(Saved entries)

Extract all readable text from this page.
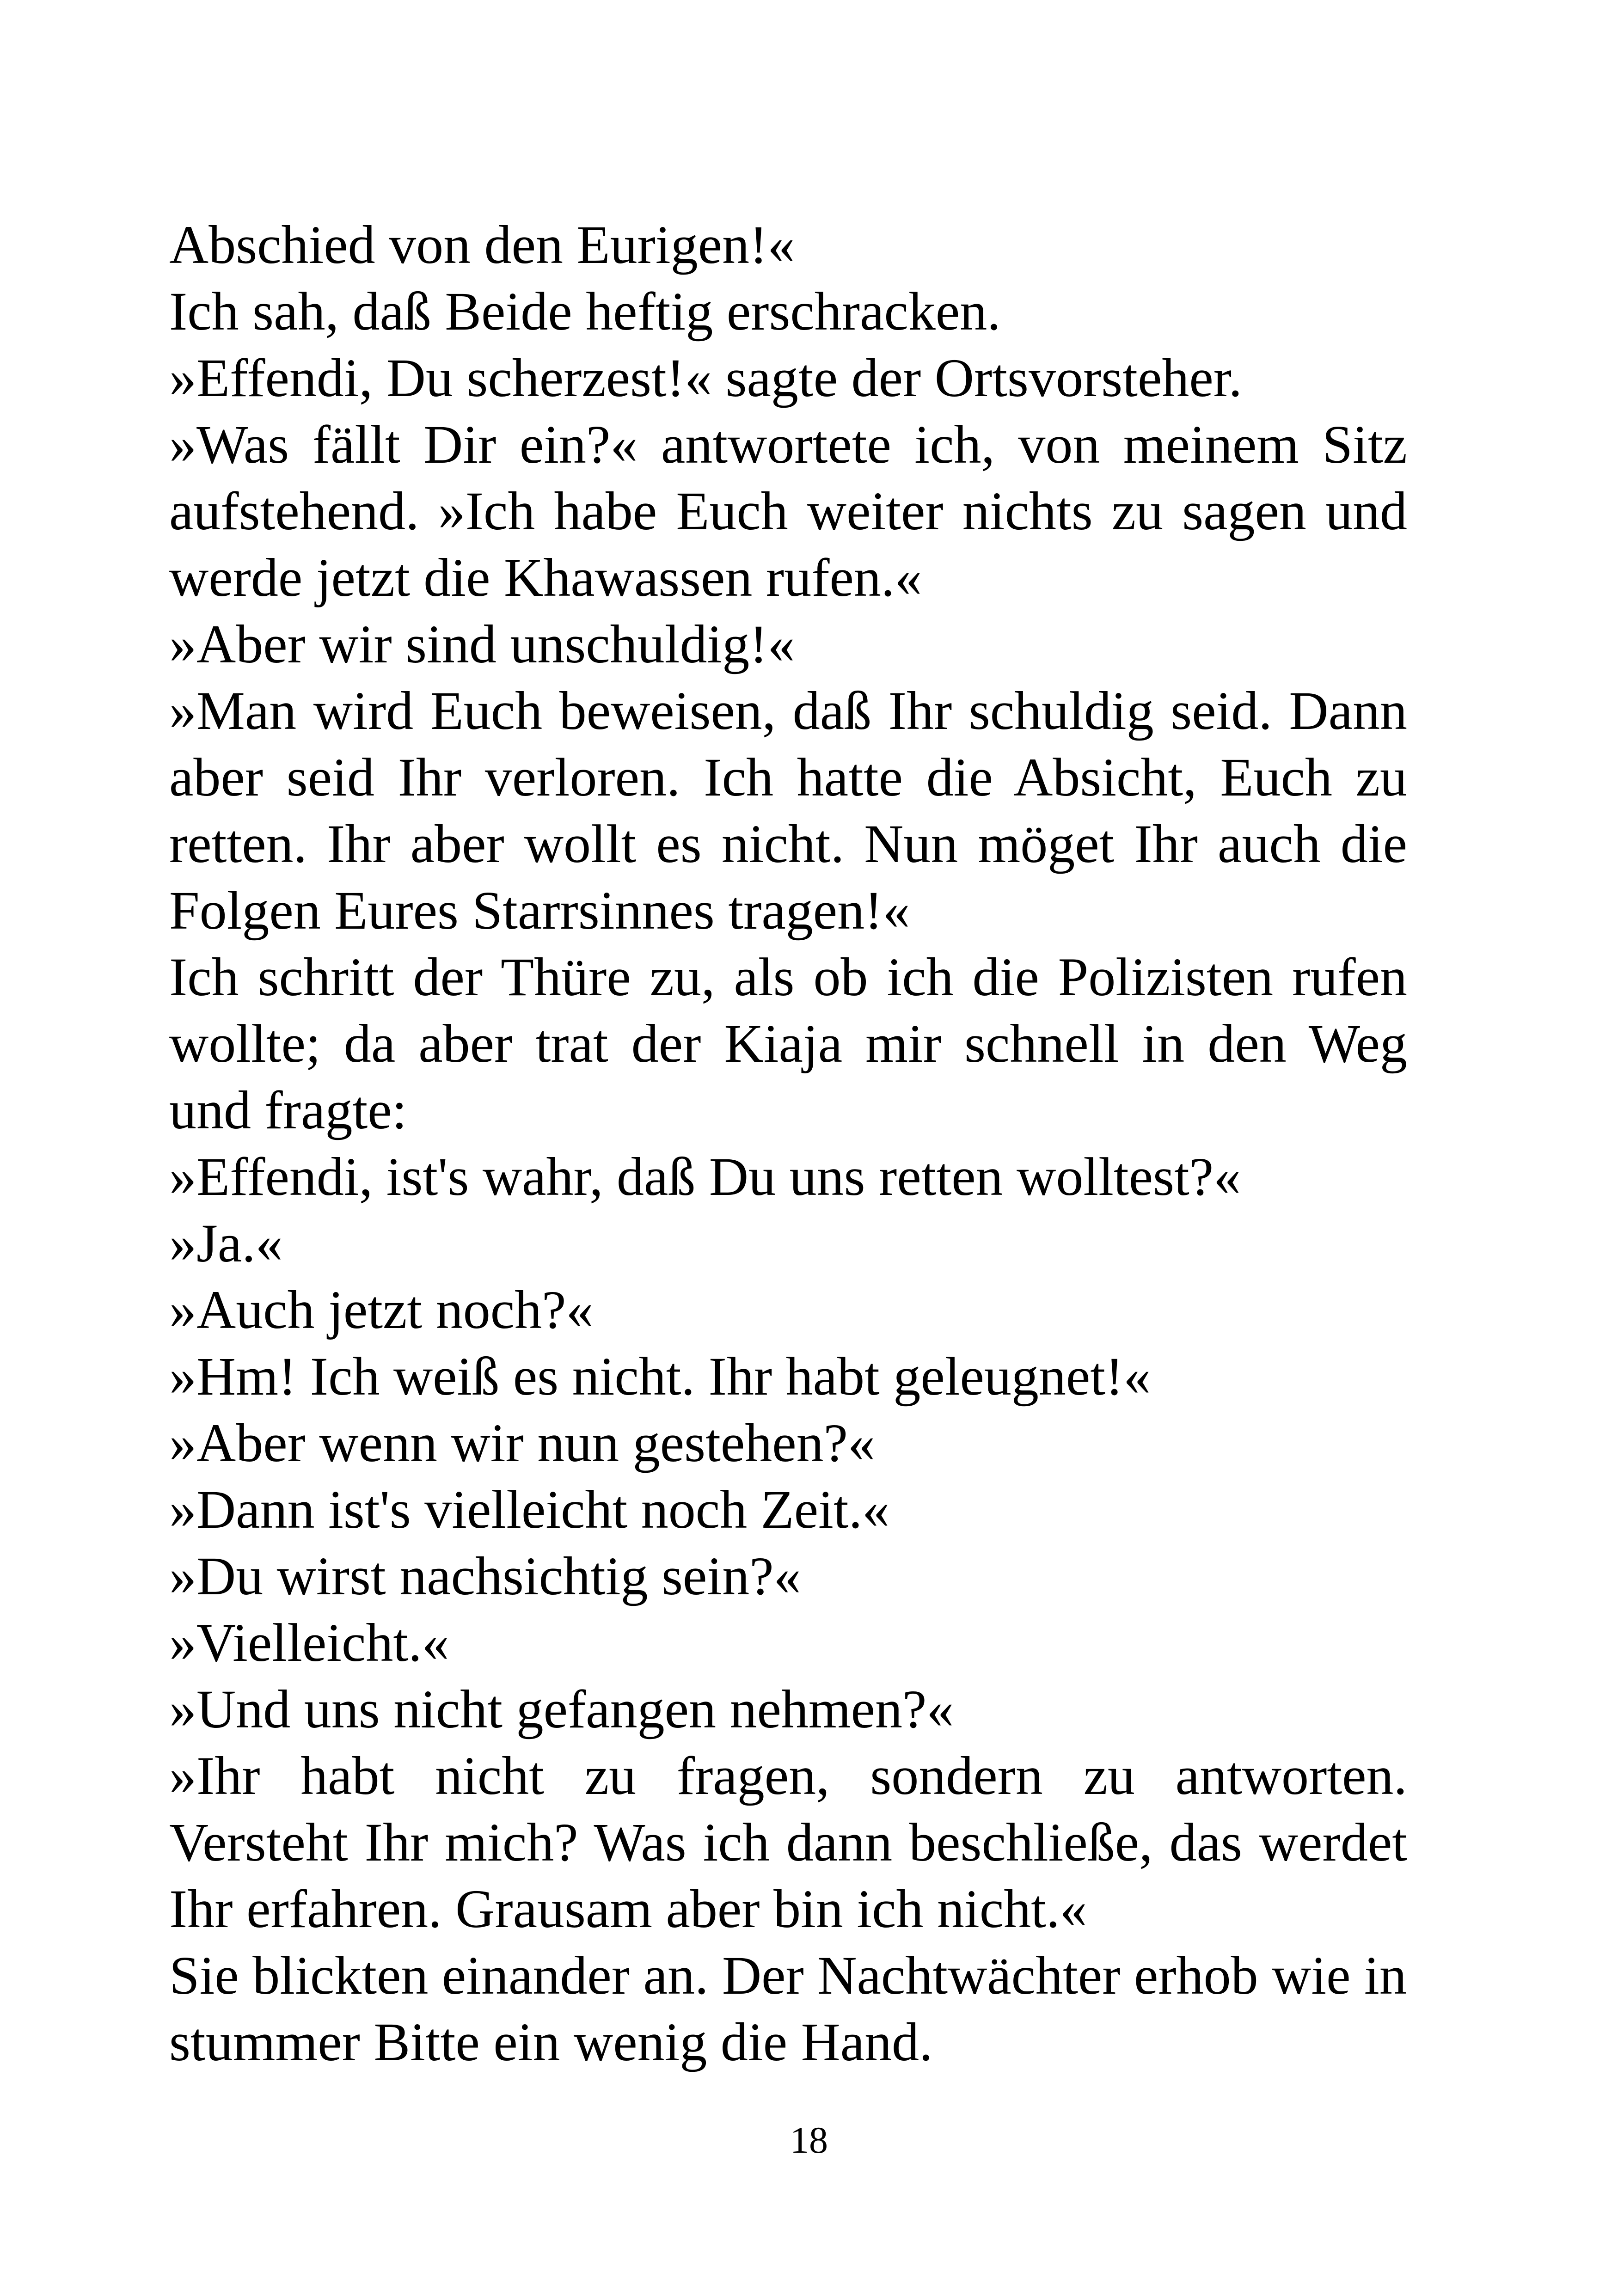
Abschied von den Eurigen!«

Ich sah, daß Beide heftig erschracken.

»Effendi, Du scherzest!« sagte der Ortsvorsteher.

»Was fällt Dir ein?« antwortete ich, von meinem Sitz aufstehend. »Ich habe Euch weiter nichts zu sagen und werde jetzt die Khawassen rufen.«

»Aber wir sind unschuldig!«

»Man wird Euch beweisen, daß Ihr schuldig seid. Dann aber seid Ihr verloren. Ich hatte die Absicht, Euch zu retten. Ihr aber wollt es nicht. Nun möget Ihr auch die Folgen Eures Starrsinnes tragen!«

Ich schritt der Thüre zu, als ob ich die Polizisten rufen wollte; da aber trat der Kiaja mir schnell in den Weg und fragte:

»Effendi, ist's wahr, daß Du uns retten wolltest?«

»Ja.«

»Auch jetzt noch?«

»Hm! Ich weiß es nicht. Ihr habt geleugnet!«

»Aber wenn wir nun gestehen?«

»Dann ist's vielleicht noch Zeit.«

»Du wirst nachsichtig sein?«

»Vielleicht.«

»Und uns nicht gefangen nehmen?«

»Ihr habt nicht zu fragen, sondern zu antworten. Versteht Ihr mich? Was ich dann beschließe, das werdet Ihr erfahren. Grausam aber bin ich nicht.«

Sie blickten einander an. Der Nachtwächter erhob wie in stummer Bitte ein wenig die Hand.

18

[Problem details]:
Keep the pictures out of the copy and write out the data exactly as it stands.

[Answer in full]:
Extract all readable text from this page.
Abschied von den Eurigen!«

Ich sah, daß Beide heftig erschracken.

»Effendi, Du scherzest!« sagte der Ortsvorsteher.

»Was fällt Dir ein?« antwortete ich, von meinem Sitz aufstehend. »Ich habe Euch weiter nichts zu sagen und werde jetzt die Khawassen rufen.«

»Aber wir sind unschuldig!«

»Man wird Euch beweisen, daß Ihr schuldig seid. Dann aber seid Ihr verloren. Ich hatte die Absicht, Euch zu retten. Ihr aber wollt es nicht. Nun möget Ihr auch die Folgen Eures Starrsinnes tragen!«

Ich schritt der Thüre zu, als ob ich die Polizisten rufen wollte; da aber trat der Kiaja mir schnell in den Weg und fragte:

»Effendi, ist's wahr, daß Du uns retten wolltest?«

»Ja.«

»Auch jetzt noch?«

»Hm! Ich weiß es nicht. Ihr habt geleugnet!«

»Aber wenn wir nun gestehen?«

»Dann ist's vielleicht noch Zeit.«

»Du wirst nachsichtig sein?«

»Vielleicht.«

»Und uns nicht gefangen nehmen?«

»Ihr habt nicht zu fragen, sondern zu antworten. Versteht Ihr mich? Was ich dann beschließe, das werdet Ihr erfahren. Grausam aber bin ich nicht.«

Sie blickten einander an. Der Nachtwächter erhob wie in stummer Bitte ein wenig die Hand.

18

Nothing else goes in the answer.